- _ИСХОДНЫЙ ОТРЫВОК_
Письмо из Магадана: как добывают золото

03 августа 2020

Как добывают золото? Как именно нужно взрывать землю, чтобы в темноте проложить путь к драгоценной руде? Как просеивать песок, чтобы найти самородок? Как рождаются, умирают и гниют посёлки золотодобытчиков? Сколько нужно брёвен и досок, чтобы собрать себе подпорку в душной шахте и не свалиться в бездну? На эти и другие вопросы отвечает журналистка Дарья Лаптева, уроженка Магадана, — здесь, на Колыме, золото добывают уже больше века, и последние годы объёмы добычи золота растут.

И хотя в Магадане есть перекрёсток, на котором стоит сразу пять ювелирных, магазины драгоценностей есть во всех посёлках и почти у каждого есть украшения с цельным самородком, местные весьма отдалённо представляют, как рядом с ними уже больше ста лет добывают золото. Магадан — полузабытый и полусонный город на Дальнем Востоке. Казалось бы, классическая и всем понятная система: есть свой строгий высокий губернатор и маленький шарообразный мэр, однако всем понятно, что настоящая власть не у них, а у тех, кто занимается главными титанами, на которых держится местная жизнь, — рыбой и золотом. Но рыбой никого не удивишь, а про золото никто и не задумывается. Вопреки стереотипам, местные не знают, как устроена золотодобыча, не заглядывали в вымерший посёлок добытчиков Карамкен, до которого идёт далёкая и непроходимая дорога, не бывали внутри сопок — зачем? 

Магадан, как ни странно, не имеет отношения к золоту: город был основан как «культбаза». Русские и «культурные» пришли к коренным и «безграмотным», чтобы просвещать и властвовать. Золото нашлось «само по себе», где-то там, за перевалами и серпантинами, а местным эвенкам и корякам дела до него не было. Если посмотреть на карту Колымы, вы увидите маленький город на берегу моря — это Магадан, от него идёт всего одна трасса — прямая дорога в две тысячи километров до самого Якутска. И именно там, в глубине региона, слева и справа от бесконечной грунтовой насыпи, добывают золото, и местных это не особенно интересует.

- _ВАША ЗАДАЧА_
Продолжите очерк о добыче золота на Колыме, начав сразу после его последнего абзаца.

- _ПЕРЕЧЕНЬ ДАННЫХ_
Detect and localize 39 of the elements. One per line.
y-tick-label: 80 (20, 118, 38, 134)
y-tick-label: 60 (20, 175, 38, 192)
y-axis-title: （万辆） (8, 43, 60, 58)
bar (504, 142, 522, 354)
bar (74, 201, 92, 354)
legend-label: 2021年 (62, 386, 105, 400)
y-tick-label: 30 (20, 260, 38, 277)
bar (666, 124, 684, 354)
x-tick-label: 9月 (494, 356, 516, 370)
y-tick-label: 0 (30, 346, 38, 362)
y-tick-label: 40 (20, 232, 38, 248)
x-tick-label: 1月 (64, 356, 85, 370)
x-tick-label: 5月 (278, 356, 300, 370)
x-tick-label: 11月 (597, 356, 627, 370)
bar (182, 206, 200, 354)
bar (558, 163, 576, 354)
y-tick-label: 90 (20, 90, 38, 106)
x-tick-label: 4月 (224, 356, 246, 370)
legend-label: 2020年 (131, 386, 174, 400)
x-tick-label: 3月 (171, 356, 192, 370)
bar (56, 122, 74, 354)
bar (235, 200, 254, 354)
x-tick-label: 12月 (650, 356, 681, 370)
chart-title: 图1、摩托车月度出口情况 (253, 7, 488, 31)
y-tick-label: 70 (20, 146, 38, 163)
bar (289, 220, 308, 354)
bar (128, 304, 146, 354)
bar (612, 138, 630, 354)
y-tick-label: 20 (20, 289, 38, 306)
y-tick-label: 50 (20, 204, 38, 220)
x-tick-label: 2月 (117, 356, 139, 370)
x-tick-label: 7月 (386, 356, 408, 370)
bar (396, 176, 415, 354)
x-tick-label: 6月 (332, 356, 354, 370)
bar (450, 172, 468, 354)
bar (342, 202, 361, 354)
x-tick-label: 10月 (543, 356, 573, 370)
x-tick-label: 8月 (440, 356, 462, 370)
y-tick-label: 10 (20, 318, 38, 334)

--

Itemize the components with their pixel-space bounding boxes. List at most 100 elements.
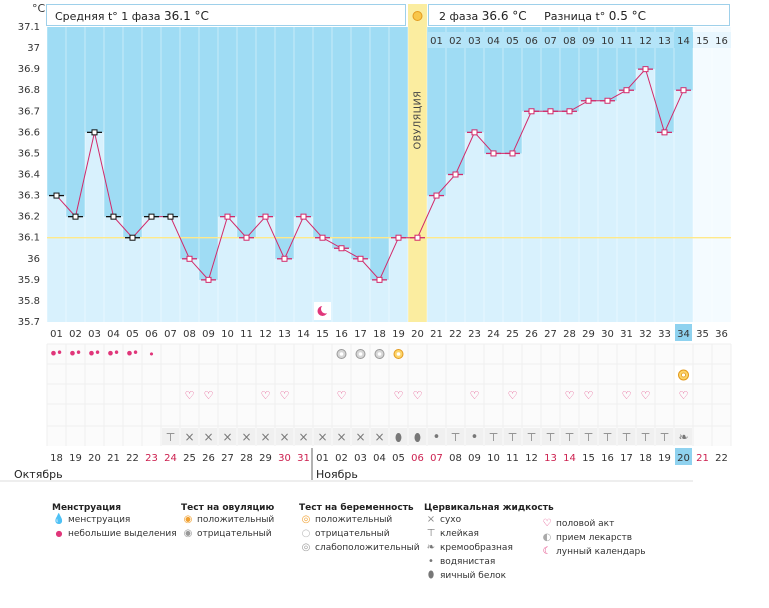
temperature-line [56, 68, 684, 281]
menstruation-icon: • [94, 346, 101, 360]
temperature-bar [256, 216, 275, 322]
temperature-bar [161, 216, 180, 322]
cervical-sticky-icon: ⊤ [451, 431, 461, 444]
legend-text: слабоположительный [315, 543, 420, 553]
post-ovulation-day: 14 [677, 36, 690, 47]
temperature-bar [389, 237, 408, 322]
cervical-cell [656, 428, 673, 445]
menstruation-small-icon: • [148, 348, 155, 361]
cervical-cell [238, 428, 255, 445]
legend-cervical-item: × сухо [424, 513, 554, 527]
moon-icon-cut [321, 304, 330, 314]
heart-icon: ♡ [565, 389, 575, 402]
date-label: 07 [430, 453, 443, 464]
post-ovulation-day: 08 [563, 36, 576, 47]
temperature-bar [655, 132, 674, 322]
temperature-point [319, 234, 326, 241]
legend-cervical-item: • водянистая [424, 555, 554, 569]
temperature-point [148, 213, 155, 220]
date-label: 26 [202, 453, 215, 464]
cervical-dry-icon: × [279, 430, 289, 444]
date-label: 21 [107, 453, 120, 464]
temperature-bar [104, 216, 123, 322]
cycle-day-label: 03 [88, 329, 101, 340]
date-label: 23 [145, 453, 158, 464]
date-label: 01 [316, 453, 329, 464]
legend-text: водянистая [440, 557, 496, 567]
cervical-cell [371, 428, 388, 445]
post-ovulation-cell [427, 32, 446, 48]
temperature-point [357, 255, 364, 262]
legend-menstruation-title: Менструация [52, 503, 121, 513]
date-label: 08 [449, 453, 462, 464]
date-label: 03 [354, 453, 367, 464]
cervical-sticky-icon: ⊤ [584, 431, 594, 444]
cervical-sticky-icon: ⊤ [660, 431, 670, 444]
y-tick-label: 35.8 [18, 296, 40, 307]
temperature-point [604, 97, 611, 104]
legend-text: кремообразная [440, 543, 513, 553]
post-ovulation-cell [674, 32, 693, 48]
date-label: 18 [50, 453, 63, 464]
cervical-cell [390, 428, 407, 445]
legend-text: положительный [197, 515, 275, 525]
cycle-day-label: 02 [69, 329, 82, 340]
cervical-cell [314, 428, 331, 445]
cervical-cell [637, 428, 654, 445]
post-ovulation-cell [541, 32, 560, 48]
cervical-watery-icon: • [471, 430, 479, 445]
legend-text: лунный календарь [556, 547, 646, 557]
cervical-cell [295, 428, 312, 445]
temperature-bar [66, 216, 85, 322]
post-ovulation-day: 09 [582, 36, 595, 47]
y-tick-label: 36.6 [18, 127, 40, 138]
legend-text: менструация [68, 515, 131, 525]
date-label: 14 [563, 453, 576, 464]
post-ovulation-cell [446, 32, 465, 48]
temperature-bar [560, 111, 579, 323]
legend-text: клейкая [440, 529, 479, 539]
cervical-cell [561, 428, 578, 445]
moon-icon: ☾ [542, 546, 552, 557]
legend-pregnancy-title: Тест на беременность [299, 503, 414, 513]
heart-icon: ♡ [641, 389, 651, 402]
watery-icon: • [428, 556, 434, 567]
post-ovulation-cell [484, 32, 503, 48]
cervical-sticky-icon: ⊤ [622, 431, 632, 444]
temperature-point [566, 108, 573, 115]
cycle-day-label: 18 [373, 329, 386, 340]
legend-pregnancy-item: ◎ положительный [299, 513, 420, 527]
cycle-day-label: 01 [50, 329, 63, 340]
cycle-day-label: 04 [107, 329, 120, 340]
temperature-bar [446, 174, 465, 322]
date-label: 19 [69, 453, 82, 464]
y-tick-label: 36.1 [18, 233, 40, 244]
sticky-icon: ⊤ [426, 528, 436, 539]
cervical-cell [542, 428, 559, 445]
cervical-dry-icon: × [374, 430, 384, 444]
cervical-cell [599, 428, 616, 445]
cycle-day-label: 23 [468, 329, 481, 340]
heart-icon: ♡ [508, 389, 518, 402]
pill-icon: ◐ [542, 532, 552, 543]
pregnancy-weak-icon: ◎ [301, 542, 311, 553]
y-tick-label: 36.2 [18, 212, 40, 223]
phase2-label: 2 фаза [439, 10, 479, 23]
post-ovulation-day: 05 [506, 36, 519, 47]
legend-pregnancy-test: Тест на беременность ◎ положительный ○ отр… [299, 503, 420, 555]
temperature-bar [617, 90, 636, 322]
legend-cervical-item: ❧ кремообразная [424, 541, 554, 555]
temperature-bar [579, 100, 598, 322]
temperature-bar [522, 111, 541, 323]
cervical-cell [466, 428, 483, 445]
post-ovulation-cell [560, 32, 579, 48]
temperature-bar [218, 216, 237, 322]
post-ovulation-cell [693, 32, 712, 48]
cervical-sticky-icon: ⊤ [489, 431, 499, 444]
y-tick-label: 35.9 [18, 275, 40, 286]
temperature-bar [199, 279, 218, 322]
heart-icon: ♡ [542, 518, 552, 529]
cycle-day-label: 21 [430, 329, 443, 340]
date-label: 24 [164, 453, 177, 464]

==

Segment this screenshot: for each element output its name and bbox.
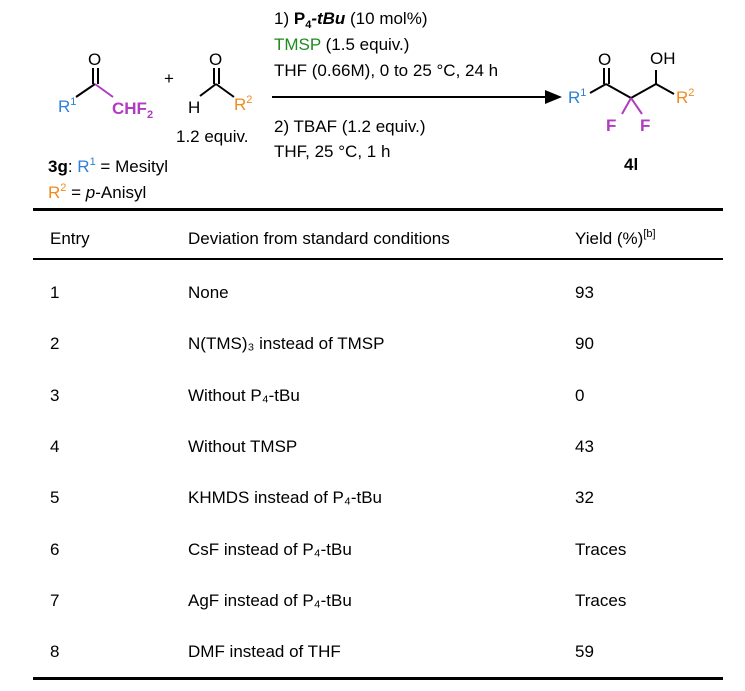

- _ОТВЕТ_
Колымская трасса М56
Карамкен

Но несколько лет назад на берег Охотского моря привезли гору золоторудного песка, и горожане, вооружённые лотками, которыми когда-то орудовали студенты-геологи под голубичное вино, стали промывать песок в рамках конкурса «Старательский фарт». Когда-то давно этот драгоценный песок намывали бородатые геологи, укутавшись в свитера и антимоскитные сетки. Теперь за ним охотятся их потомки, уже не в свитерах, а в защитных касках, в руках у них не деревянное сито, а руль бульдозера. Этот наследственный труд тянется уже около ста лет, но, поверьте, местных запасов хватит ещё на несколько поколений старателей. «Старательский фарт» теперь проводят каждый год: нужно намыть столько золота, сколько сможешь. После скоростной промывки, под крики чаек и гул зрителей, участники продувают намытый песок, высматривая блестящие частицы. Главный приз — миллион рублей — получит тот, кто найдёт самый крупный кусок, но ему вряд ли удастся намыть больше двух граммов. И собственноручно намытую драгоценность забрать себе никто не может: после короткого свидания золотые песчинки в конце концов всё равно заберут из рук, дополнительно проверив тебя с металлоискателем. Об этой золотой встрече на берегу золотого города у жителя Магадана останется только воспоминание.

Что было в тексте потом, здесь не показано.